>>>

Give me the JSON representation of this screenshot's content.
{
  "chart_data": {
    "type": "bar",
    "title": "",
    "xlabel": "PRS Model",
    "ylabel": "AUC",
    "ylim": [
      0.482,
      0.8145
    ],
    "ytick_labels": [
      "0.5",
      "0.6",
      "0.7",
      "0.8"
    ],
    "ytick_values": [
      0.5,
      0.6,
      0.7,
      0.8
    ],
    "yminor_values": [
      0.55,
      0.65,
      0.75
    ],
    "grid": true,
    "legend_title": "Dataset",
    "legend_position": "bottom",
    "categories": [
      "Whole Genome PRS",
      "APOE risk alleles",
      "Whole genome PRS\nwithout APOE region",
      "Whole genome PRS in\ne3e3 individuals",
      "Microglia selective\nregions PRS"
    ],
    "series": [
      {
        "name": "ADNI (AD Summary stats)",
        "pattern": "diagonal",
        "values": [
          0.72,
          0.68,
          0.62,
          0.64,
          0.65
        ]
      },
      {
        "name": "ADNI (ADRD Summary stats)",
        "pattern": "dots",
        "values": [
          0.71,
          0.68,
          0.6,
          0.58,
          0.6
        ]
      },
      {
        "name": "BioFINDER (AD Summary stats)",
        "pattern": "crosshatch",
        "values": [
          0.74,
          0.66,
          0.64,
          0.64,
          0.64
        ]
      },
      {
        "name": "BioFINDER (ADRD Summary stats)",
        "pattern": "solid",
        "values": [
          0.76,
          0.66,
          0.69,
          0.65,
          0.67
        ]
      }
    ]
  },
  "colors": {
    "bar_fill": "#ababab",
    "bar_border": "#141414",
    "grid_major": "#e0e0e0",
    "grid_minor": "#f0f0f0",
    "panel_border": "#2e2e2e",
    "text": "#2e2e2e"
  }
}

<<<

## [AIM OF THE TASK]
Each line in the material above that mentions the word "pattern" must be copied.

## [ANSWER TO THE PROBLEM]
        "pattern": "diagonal",
        "pattern": "dots",
        "pattern": "crosshatch",
        "pattern": "solid",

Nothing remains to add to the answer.